▶ _THE PROBLEM_
Transcribe all the entries word for word, but omit the images.

▶ _Collected data_
* START *
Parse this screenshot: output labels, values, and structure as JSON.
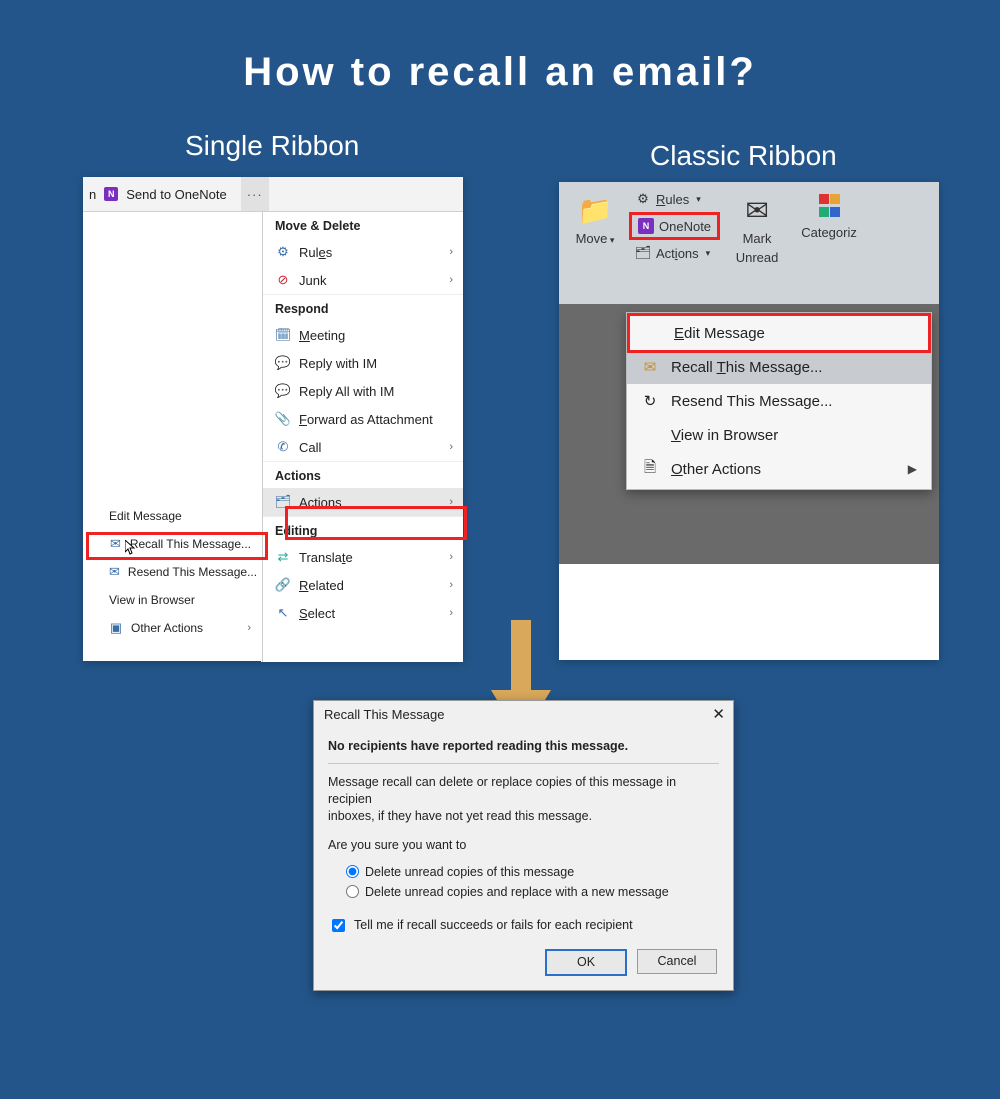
{
  "page": {
    "title": "How to recall an email?",
    "captions": {
      "left": "Single Ribbon",
      "right": "Classic Ribbon"
    }
  },
  "single": {
    "ribbon": {
      "sendToOneNote": "Send to OneNote",
      "more": "···",
      "letter": "n"
    },
    "sections": {
      "moveDelete": "Move & Delete",
      "respond": "Respond",
      "actions": "Actions",
      "editing": "Editing"
    },
    "menu": {
      "rules": "Rules",
      "junk": "Junk",
      "meeting": "Meeting",
      "replyIM": "Reply with IM",
      "replyAllIM": "Reply All with IM",
      "forwardAttach": "Forward as Attachment",
      "call": "Call",
      "actions": "Actions",
      "translate": "Translate",
      "related": "Related",
      "select": "Select"
    },
    "submenu": {
      "editMessage": "Edit Message",
      "recall": "Recall This Message...",
      "resend": "Resend This Message...",
      "viewBrowser": "View in Browser",
      "otherActions": "Other Actions"
    }
  },
  "classic": {
    "ribbon": {
      "move": "Move",
      "rules": "Rules",
      "onenote": "OneNote",
      "actions": "Actions",
      "markUnread": {
        "l1": "Mark",
        "l2": "Unread"
      },
      "categorize": "Categoriz"
    },
    "dropdown": {
      "editMessage": "Edit Message",
      "recall": "Recall This Message...",
      "resend": "Resend This Message...",
      "viewBrowser": "View in Browser",
      "otherActions": "Other Actions"
    }
  },
  "dialog": {
    "title": "Recall This Message",
    "heading": "No recipients have reported reading this message.",
    "body1": "Message recall can delete or replace copies of this message in recipien",
    "body2": "inboxes, if they have not yet read this message.",
    "prompt": "Are you sure you want to",
    "opt1": "Delete unread copies of this message",
    "opt2": "Delete unread copies and replace with a new message",
    "check": "Tell me if recall succeeds or fails for each recipient",
    "ok": "OK",
    "cancel": "Cancel"
  }
}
* END *
▶ _COMPLETE ANSWER_
Parse this screenshot: output labels, values, and structure as JSON.
{
  "page": {
    "title": "How to recall an email?",
    "captions": {
      "left": "Single Ribbon",
      "right": "Classic Ribbon"
    }
  },
  "single": {
    "ribbon": {
      "sendToOneNote": "Send to OneNote",
      "more": "···",
      "letter": "n"
    },
    "sections": {
      "moveDelete": "Move & Delete",
      "respond": "Respond",
      "actions": "Actions",
      "editing": "Editing"
    },
    "menu": {
      "rules": "Rules",
      "junk": "Junk",
      "meeting": "Meeting",
      "replyIM": "Reply with IM",
      "replyAllIM": "Reply All with IM",
      "forwardAttach": "Forward as Attachment",
      "call": "Call",
      "actions": "Actions",
      "translate": "Translate",
      "related": "Related",
      "select": "Select"
    },
    "submenu": {
      "editMessage": "Edit Message",
      "recall": "Recall This Message...",
      "resend": "Resend This Message...",
      "viewBrowser": "View in Browser",
      "otherActions": "Other Actions"
    }
  },
  "classic": {
    "ribbon": {
      "move": "Move",
      "rules": "Rules",
      "onenote": "OneNote",
      "actions": "Actions",
      "markUnread": {
        "l1": "Mark",
        "l2": "Unread"
      },
      "categorize": "Categoriz"
    },
    "dropdown": {
      "editMessage": "Edit Message",
      "recall": "Recall This Message...",
      "resend": "Resend This Message...",
      "viewBrowser": "View in Browser",
      "otherActions": "Other Actions"
    }
  },
  "dialog": {
    "title": "Recall This Message",
    "heading": "No recipients have reported reading this message.",
    "body1": "Message recall can delete or replace copies of this message in recipien",
    "body2": "inboxes, if they have not yet read this message.",
    "prompt": "Are you sure you want to",
    "opt1": "Delete unread copies of this message",
    "opt2": "Delete unread copies and replace with a new message",
    "check": "Tell me if recall succeeds or fails for each recipient",
    "ok": "OK",
    "cancel": "Cancel"
  }
}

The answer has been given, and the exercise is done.